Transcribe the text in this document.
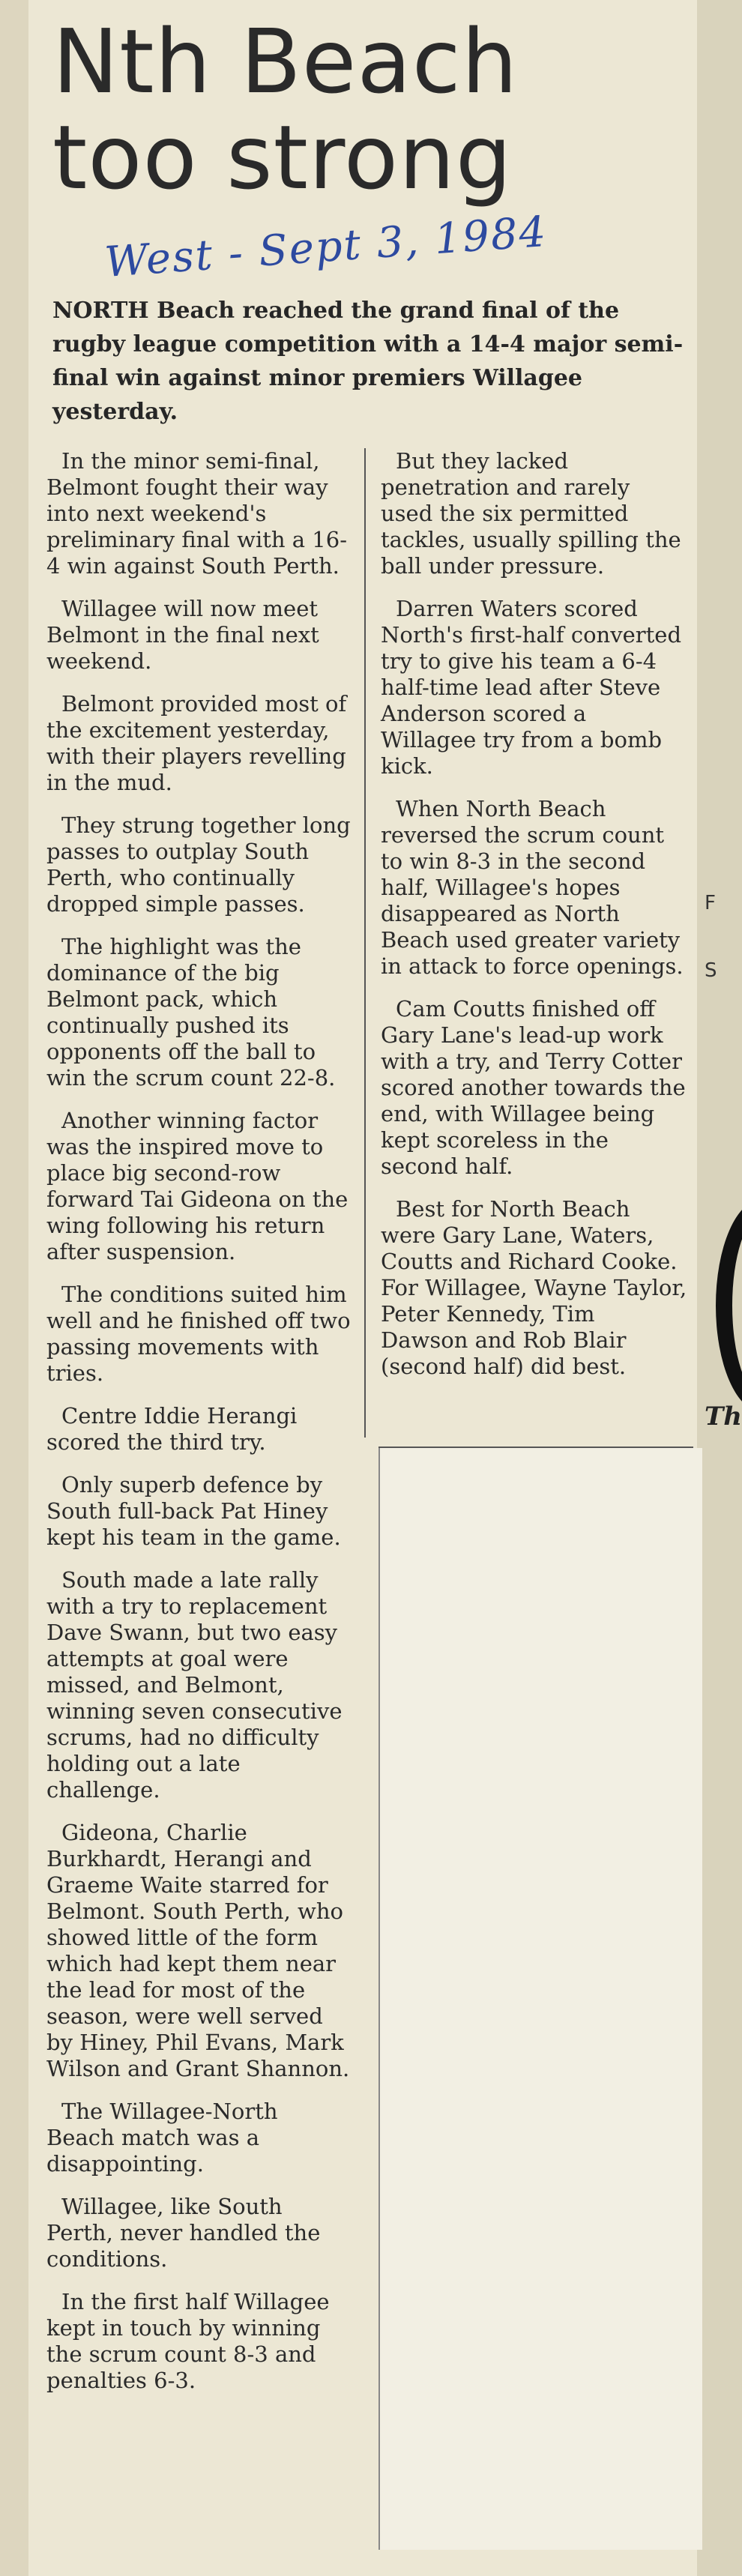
Nth Beach
too strong
West - Sept 3, 1984

NORTH Beach reached the grand final of the rugby league competition with a 14-4 major semi-final win against minor premiers Willagee yesterday.

In the minor semi-final, Belmont fought their way into next weekend's preliminary final with a 16-4 win against South Perth.

Willagee will now meet Belmont in the final next weekend.

Belmont provided most of the excitement yesterday, with their players revelling in the mud.

They strung together long passes to outplay South Perth, who continually dropped simple passes.

The highlight was the dominance of the big Belmont pack, which continually pushed its opponents off the ball to win the scrum count 22-8.

Another winning factor was the inspired move to place big second-row forward Tai Gideona on the wing following his return after suspension.

The conditions suited him well and he finished off two passing movements with tries.

Centre Iddie Herangi scored the third try.

Only superb defence by South full-back Pat Hiney kept his team in the game.

South made a late rally with a try to replacement Dave Swann, but two easy attempts at goal were missed, and Belmont, winning seven consecutive scrums, had no difficulty holding out a late challenge.

Gideona, Charlie Burkhardt, Herangi and Graeme Waite starred for Belmont. South Perth, who showed little of the form which had kept them near the lead for most of the season, were well served by Hiney, Phil Evans, Mark Wilson and Grant Shannon.

The Willagee-North Beach match was a disappointing.

Willagee, like South Perth, never handled the conditions.

In the first half Willagee kept in touch by winning the scrum count 8-3 and penalties 6-3.

But they lacked penetration and rarely used the six permitted tackles, usually spilling the ball under pressure.

Darren Waters scored North's first-half converted try to give his team a 6-4 half-time lead after Steve Anderson scored a Willagee try from a bomb kick.

When North Beach reversed the scrum count to win 8-3 in the second half, Willagee's hopes disappeared as North Beach used greater variety in attack to force openings.

Cam Coutts finished off Gary Lane's lead-up work with a try, and Terry Cotter scored another towards the end, with Willagee being kept scoreless in the second half.

Best for North Beach were Gary Lane, Waters, Coutts and Richard Cooke. For Willagee, Wayne Taylor, Peter Kennedy, Tim Dawson and Rob Blair (second half) did best.

F
S
Th
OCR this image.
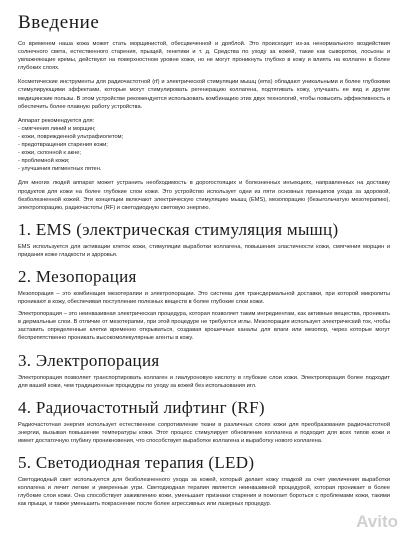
Введение

Со временем наша кожа может стать морщинистой, обесцвеченной и дряблой. Это происходит из-за ненормального воздействия солнечного света, естественного старения, прыщей, генетики и т. д. Средства по уходу за кожей, такие как сыворотки, лосьоны и увлажняющие кремы, действуют на поверхностном уровне кожи, но не могут проникнуть глубоко в кожу и влиять на коллаген в более глубоких слоях.

Косметические инструменты для радиочастотной (rf) и электрической стимуляции мышц (ems) обладают уникальными и более глубокими стимулирующими эффектами, которые могут стимулировать регенерацию коллагена, подтягивать кожу, улучшать ее вид и другие медицинские пользы. В этом устройстве рекомендуется использовать комбинацию этих двух технологий, чтобы повысить эффективность и обеспечить более плавную работу устройства.

Аппарат рекомендуется для:

- смягчения линий и морщин;
- кожи, поврежденной ультрафиолетом;
- предотвращения старения кожи;
- кожи, склонной к акне;
- проблемной кожи;
- улучшения пигментных пятен.

Для многих людей аппарат может устранить необходимость в дорогостоящих и болезненных инъекциях, направленных на доставку продуктов для кожи на более глубокие слои кожи. Это устройство использует одни из пяти основных принципов ухода за здоровой, безболезненной кожей. Эти концепции включают электрическую стимуляцию мышц (EMS), мезопорацию (безыгольчатую мезотерапию), электропорацию, радиочастоты (RF) и светодиодную световую энергию.

1. EMS (электрическая стимуляция мышц)

EMS используется для активации клеток кожи, стимуляции выработки коллагена, повышения эластичности кожи, смягчения морщин и придания коже гладкости и здоровья.

2. Мезопорация

Мезопорация – это комбинация мезотерапии и электропорации. Это система для трансдермальной доставки, при которой микролиты проникают в кожу, обеспечивая поступление полезных веществ в более глубокие слои кожи.

Электропорация – это неинвазивная электрическая процедура, которая позволяет таким ингредиентам, как активные вещества, проникать в дермальные слои. В отличие от мезотерапии, при этой процедуре не требуются иглы. Мезопорация использует электрический ток, чтобы заставить определенные клетки временно открываться, создавая крошечные каналы для влаги или мезопор, через которые могут беспрепятственно проникать высокомолекулярные агенты в кожу.

3. Электропорация

Электропорация позволяет транспортировать коллаген и гиалуроновую кислоту в глубокие слои кожи. Электропорация более подходит для вашей кожи, чем традиционные процедуры по уходу за кожей без использования игл.

4. Радиочастотный лифтинг (RF)

Радиочастотная энергия использует естественное сопротивление ткани в различных слоях кожи для преобразования радиочастотной энергии, вызывая повышение температуры кожи. Этот процесс стимулирует обновление коллагена и подходит для всех типов кожи и имеет достаточную глубину проникновения, что способствует выработке коллагена и выработку нового коллагена.

5. Светодиодная терапия (LED)

Светодиодный свет используется для безболезненного ухода за кожей, который делает кожу гладкой за счет увеличения выработки коллагена и лечит легкие и умеренные угри. Светодиодная терапия является неинвазивной процедурой, которая проникает в более глубокие слои кожи. Она способствует заживлению кожи, уменьшает признаки старения и помогает бороться с проблемами кожи, такими как прыщи, и также уменьшить покраснение после более агрессивных или лазерных процедур.

Avito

**SET TASK:**
Reproduce every line above as written, skipping pictures.

**TASK RESULT:**
Transcribe the text in this document.
Nth Beach
too strong
West - Sept 3, 1984

NORTH Beach reached the grand final of the rugby league competition with a 14-4 major semi-final win against minor premiers Willagee yesterday.

In the minor semi-final, Belmont fought their way into next weekend's preliminary final with a 16-4 win against South Perth.

Willagee will now meet Belmont in the final next weekend.

Belmont provided most of the excitement yesterday, with their players revelling in the mud.

They strung together long passes to outplay South Perth, who continually dropped simple passes.

The highlight was the dominance of the big Belmont pack, which continually pushed its opponents off the ball to win the scrum count 22-8.

Another winning factor was the inspired move to place big second-row forward Tai Gideona on the wing following his return after suspension.

The conditions suited him well and he finished off two passing movements with tries.

Centre Iddie Herangi scored the third try.

Only superb defence by South full-back Pat Hiney kept his team in the game.

South made a late rally with a try to replacement Dave Swann, but two easy attempts at goal were missed, and Belmont, winning seven consecutive scrums, had no difficulty holding out a late challenge.

Gideona, Charlie Burkhardt, Herangi and Graeme Waite starred for Belmont. South Perth, who showed little of the form which had kept them near the lead for most of the season, were well served by Hiney, Phil Evans, Mark Wilson and Grant Shannon.

The Willagee-North Beach match was a disappointing.

Willagee, like South Perth, never handled the conditions.

In the first half Willagee kept in touch by winning the scrum count 8-3 and penalties 6-3.

But they lacked penetration and rarely used the six permitted tackles, usually spilling the ball under pressure.

Darren Waters scored North's first-half converted try to give his team a 6-4 half-time lead after Steve Anderson scored a Willagee try from a bomb kick.

When North Beach reversed the scrum count to win 8-3 in the second half, Willagee's hopes disappeared as North Beach used greater variety in attack to force openings.

Cam Coutts finished off Gary Lane's lead-up work with a try, and Terry Cotter scored another towards the end, with Willagee being kept scoreless in the second half.

Best for North Beach were Gary Lane, Waters, Coutts and Richard Cooke. For Willagee, Wayne Taylor, Peter Kennedy, Tim Dawson and Rob Blair (second half) did best.

F
S
Th
OCR this image.
Введение

Со временем наша кожа может стать морщинистой, обесцвеченной и дряблой. Это происходит из-за ненормального воздействия солнечного света, естественного старения, прыщей, генетики и т. д. Средства по уходу за кожей, такие как сыворотки, лосьоны и увлажняющие кремы, действуют на поверхностном уровне кожи, но не могут проникнуть глубоко в кожу и влиять на коллаген в более глубоких слоях.

Косметические инструменты для радиочастотной (rf) и электрической стимуляции мышц (ems) обладают уникальными и более глубокими стимулирующими эффектами, которые могут стимулировать регенерацию коллагена, подтягивать кожу, улучшать ее вид и другие медицинские пользы. В этом устройстве рекомендуется использовать комбинацию этих двух технологий, чтобы повысить эффективность и обеспечить более плавную работу устройства.

Аппарат рекомендуется для:

- смягчения линий и морщин;
- кожи, поврежденной ультрафиолетом;
- предотвращения старения кожи;
- кожи, склонной к акне;
- проблемной кожи;
- улучшения пигментных пятен.

Для многих людей аппарат может устранить необходимость в дорогостоящих и болезненных инъекциях, направленных на доставку продуктов для кожи на более глубокие слои кожи. Это устройство использует одни из пяти основных принципов ухода за здоровой, безболезненной кожей. Эти концепции включают электрическую стимуляцию мышц (EMS), мезопорацию (безыгольчатую мезотерапию), электропорацию, радиочастоты (RF) и светодиодную световую энергию.

1. EMS (электрическая стимуляция мышц)

EMS используется для активации клеток кожи, стимуляции выработки коллагена, повышения эластичности кожи, смягчения морщин и придания коже гладкости и здоровья.

2. Мезопорация

Мезопорация – это комбинация мезотерапии и электропорации. Это система для трансдермальной доставки, при которой микролиты проникают в кожу, обеспечивая поступление полезных веществ в более глубокие слои кожи.

Электропорация – это неинвазивная электрическая процедура, которая позволяет таким ингредиентам, как активные вещества, проникать в дермальные слои. В отличие от мезотерапии, при этой процедуре не требуются иглы. Мезопорация использует электрический ток, чтобы заставить определенные клетки временно открываться, создавая крошечные каналы для влаги или мезопор, через которые могут беспрепятственно проникать высокомолекулярные агенты в кожу.

3. Электропорация

Электропорация позволяет транспортировать коллаген и гиалуроновую кислоту в глубокие слои кожи. Электропорация более подходит для вашей кожи, чем традиционные процедуры по уходу за кожей без использования игл.

4. Радиочастотный лифтинг (RF)

Радиочастотная энергия использует естественное сопротивление ткани в различных слоях кожи для преобразования радиочастотной энергии, вызывая повышение температуры кожи. Этот процесс стимулирует обновление коллагена и подходит для всех типов кожи и имеет достаточную глубину проникновения, что способствует выработке коллагена и выработку нового коллагена.

5. Светодиодная терапия (LED)

Светодиодный свет используется для безболезненного ухода за кожей, который делает кожу гладкой за счет увеличения выработки коллагена и лечит легкие и умеренные угри. Светодиодная терапия является неинвазивной процедурой, которая проникает в более глубокие слои кожи. Она способствует заживлению кожи, уменьшает признаки старения и помогает бороться с проблемами кожи, такими как прыщи, и также уменьшить покраснение после более агрессивных или лазерных процедур.

Avito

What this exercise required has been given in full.